# Instructions to follow
Every line holding the word "used" counts once. Give the total, nothing more.

Data entries
..........

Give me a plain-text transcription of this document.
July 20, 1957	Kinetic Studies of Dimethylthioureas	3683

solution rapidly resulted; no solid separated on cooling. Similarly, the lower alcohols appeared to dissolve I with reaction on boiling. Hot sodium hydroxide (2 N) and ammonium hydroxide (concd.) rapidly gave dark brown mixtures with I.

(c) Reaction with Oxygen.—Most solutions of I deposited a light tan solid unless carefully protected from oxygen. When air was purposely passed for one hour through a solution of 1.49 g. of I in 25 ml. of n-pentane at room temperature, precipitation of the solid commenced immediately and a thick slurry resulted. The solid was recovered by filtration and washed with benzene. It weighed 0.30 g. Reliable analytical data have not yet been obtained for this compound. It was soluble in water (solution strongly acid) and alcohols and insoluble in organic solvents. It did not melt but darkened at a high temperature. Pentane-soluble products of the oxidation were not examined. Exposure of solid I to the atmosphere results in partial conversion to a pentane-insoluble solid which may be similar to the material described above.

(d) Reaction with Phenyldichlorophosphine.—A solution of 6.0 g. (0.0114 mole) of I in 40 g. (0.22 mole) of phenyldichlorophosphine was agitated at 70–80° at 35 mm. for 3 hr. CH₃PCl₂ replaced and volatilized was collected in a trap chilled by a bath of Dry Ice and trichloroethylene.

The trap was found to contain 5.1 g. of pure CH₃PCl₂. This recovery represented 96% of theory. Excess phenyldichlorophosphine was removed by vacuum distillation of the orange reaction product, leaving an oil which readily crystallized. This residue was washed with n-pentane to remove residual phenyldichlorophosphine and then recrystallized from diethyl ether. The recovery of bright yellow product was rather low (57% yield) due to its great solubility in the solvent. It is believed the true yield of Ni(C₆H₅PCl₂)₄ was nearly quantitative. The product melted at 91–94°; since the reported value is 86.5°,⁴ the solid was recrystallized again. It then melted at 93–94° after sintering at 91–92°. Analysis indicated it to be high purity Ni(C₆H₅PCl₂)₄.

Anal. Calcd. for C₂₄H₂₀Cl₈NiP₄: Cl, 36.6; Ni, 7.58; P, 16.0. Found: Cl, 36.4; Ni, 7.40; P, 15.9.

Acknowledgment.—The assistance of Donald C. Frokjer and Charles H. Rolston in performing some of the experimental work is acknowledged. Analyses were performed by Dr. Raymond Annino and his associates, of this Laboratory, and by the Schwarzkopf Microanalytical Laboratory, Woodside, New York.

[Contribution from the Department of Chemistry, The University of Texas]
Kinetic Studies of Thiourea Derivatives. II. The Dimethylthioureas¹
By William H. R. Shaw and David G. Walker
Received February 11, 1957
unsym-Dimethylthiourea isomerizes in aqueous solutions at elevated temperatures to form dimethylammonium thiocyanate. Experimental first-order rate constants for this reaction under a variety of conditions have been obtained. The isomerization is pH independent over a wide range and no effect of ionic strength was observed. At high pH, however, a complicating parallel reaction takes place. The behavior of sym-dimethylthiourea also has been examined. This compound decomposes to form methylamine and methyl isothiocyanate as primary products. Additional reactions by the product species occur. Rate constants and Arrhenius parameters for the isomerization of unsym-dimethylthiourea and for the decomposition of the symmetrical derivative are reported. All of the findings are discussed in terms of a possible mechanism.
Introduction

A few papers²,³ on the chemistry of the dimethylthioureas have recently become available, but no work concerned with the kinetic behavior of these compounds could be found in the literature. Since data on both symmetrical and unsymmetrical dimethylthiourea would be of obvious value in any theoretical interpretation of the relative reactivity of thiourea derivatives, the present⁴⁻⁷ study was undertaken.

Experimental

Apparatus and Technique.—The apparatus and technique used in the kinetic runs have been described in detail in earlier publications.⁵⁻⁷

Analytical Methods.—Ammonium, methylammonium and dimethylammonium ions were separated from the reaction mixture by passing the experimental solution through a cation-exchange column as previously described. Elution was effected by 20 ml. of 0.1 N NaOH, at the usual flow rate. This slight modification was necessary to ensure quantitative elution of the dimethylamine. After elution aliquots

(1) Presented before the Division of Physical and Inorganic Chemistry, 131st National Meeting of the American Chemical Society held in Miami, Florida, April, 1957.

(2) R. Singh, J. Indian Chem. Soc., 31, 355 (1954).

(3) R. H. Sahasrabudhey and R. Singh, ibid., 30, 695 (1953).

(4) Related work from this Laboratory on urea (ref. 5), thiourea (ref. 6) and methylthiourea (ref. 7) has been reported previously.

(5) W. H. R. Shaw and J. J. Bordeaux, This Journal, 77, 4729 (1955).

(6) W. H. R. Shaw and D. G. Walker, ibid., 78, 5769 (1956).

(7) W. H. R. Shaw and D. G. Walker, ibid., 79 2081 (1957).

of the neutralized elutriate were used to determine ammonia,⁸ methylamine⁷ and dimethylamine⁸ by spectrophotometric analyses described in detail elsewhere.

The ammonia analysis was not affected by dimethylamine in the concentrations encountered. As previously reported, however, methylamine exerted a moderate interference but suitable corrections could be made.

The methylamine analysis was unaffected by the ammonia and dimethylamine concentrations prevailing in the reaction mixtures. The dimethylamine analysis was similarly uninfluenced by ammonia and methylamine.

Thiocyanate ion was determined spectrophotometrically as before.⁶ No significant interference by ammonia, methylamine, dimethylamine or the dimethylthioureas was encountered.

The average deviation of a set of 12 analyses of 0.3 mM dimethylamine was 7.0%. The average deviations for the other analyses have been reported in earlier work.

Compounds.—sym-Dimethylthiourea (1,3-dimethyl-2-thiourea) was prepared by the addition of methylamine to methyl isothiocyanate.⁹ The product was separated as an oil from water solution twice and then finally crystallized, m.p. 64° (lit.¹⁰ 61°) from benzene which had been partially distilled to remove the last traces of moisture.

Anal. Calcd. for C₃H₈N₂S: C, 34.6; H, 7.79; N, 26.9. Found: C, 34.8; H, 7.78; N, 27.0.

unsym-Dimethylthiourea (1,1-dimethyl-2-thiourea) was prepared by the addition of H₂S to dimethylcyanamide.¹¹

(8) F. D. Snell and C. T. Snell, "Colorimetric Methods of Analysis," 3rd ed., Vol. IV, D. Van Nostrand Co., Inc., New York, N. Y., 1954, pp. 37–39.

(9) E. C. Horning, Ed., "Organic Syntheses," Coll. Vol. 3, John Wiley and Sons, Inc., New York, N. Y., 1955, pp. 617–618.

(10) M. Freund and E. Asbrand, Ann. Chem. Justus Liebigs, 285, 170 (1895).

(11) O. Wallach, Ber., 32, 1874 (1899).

..........

# Result of the task
2